**WHAT IS EXPECTED**
Go through the records and copy each line where the word "电工术语" occurs.

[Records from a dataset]
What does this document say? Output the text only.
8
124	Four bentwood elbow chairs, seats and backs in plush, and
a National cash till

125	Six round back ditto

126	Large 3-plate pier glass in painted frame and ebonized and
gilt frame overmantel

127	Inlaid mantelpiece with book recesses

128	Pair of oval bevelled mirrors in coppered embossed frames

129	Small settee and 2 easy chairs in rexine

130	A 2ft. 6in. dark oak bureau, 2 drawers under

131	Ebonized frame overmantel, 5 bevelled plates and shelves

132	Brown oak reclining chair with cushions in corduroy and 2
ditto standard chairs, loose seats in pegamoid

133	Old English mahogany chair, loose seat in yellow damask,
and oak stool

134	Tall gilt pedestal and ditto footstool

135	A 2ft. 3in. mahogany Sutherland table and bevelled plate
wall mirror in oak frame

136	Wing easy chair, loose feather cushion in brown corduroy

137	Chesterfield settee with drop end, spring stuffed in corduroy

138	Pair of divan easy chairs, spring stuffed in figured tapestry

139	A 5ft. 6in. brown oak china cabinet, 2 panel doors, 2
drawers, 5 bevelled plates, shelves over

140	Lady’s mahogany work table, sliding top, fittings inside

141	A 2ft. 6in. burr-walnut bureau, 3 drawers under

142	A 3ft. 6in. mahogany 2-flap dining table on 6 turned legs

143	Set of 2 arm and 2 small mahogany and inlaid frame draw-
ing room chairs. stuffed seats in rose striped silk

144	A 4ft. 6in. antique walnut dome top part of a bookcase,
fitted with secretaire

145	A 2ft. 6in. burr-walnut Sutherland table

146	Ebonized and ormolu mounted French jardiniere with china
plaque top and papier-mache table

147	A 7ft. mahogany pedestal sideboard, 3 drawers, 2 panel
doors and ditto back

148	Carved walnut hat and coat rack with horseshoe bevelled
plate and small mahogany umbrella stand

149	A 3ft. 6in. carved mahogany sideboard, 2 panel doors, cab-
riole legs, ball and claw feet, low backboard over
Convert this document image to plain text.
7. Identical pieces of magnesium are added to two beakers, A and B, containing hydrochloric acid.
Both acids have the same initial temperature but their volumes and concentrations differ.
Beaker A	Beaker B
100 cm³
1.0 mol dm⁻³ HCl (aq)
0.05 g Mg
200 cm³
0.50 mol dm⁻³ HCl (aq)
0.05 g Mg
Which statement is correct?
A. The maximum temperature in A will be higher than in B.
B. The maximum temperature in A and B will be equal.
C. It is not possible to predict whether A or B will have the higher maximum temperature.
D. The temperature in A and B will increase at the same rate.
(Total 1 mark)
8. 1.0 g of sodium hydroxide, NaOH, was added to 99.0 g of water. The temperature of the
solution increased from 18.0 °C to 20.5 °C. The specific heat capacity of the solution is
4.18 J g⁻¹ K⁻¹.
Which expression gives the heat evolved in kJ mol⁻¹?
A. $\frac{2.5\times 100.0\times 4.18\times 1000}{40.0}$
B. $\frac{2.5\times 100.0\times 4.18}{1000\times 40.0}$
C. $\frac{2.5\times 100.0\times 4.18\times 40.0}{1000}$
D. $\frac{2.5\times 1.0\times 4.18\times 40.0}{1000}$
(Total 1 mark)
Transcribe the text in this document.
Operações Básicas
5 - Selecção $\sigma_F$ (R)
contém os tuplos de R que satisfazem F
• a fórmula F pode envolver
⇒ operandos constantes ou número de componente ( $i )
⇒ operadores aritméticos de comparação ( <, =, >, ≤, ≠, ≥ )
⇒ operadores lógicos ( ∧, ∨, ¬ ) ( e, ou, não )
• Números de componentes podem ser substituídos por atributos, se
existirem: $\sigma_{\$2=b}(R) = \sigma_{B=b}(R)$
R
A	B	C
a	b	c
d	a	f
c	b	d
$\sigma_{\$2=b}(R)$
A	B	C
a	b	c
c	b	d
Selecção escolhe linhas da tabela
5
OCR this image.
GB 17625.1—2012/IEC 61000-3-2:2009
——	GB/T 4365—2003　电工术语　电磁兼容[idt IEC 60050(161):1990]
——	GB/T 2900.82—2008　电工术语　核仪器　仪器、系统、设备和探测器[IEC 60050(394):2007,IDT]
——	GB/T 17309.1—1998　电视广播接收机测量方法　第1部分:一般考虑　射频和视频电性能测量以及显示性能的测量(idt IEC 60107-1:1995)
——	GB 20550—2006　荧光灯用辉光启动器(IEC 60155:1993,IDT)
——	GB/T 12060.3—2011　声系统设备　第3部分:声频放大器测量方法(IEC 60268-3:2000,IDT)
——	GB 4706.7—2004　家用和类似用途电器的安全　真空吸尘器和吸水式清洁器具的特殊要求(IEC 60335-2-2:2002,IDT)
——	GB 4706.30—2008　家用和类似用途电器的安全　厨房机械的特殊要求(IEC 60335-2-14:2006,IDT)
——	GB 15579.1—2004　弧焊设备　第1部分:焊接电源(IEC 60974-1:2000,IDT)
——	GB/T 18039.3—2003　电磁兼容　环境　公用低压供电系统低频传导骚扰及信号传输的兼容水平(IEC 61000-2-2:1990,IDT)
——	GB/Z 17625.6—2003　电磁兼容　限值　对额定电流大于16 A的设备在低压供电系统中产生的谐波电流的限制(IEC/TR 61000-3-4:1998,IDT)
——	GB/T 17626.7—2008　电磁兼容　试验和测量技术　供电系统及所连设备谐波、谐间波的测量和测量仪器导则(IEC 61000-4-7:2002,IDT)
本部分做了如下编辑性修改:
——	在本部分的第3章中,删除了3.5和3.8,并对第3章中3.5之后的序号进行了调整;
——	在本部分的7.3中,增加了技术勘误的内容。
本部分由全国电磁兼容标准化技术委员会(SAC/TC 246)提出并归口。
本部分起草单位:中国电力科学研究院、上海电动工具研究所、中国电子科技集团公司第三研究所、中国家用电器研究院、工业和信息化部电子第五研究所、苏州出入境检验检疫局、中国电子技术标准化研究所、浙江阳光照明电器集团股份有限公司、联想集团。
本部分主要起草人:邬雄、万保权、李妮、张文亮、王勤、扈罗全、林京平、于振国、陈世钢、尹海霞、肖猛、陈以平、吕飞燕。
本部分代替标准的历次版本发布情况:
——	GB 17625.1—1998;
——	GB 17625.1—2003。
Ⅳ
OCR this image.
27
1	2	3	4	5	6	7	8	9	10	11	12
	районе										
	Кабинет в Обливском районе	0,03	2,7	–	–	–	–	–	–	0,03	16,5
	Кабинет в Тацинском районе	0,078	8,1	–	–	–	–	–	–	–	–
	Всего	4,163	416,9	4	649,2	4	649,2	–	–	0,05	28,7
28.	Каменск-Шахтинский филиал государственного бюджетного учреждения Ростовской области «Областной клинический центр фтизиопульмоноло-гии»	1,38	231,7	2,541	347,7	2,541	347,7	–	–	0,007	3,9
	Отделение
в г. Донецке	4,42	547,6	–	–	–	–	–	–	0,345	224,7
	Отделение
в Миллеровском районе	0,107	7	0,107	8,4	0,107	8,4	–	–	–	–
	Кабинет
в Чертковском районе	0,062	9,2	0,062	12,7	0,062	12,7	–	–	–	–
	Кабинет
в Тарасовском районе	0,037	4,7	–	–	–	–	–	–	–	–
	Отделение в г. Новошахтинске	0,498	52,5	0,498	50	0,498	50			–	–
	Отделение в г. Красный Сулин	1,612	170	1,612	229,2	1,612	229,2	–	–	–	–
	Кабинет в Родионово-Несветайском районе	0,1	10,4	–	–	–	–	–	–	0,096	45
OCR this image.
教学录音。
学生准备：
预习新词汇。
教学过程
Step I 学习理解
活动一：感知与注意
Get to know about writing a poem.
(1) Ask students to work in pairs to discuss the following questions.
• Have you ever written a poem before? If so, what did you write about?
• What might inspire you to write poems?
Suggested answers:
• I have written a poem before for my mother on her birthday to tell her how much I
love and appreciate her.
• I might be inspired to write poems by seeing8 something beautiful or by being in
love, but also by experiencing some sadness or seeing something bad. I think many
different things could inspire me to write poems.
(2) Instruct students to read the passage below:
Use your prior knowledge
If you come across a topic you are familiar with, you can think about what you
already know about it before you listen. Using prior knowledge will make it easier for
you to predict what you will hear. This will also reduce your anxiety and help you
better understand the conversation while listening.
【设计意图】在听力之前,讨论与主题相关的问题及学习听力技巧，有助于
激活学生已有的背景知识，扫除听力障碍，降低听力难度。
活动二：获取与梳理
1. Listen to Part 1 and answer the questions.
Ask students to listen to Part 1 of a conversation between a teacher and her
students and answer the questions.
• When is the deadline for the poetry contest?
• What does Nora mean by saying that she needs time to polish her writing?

**OUTPUT FOR THIS EXERCISE**
——	GB/T 4365—2003　电工术语　电磁兼容[idt IEC 60050(161):1990]
——	GB/T 2900.82—2008　电工术语　核仪器　仪器、系统、设备和探测器[IEC 60050(394):2007,IDT]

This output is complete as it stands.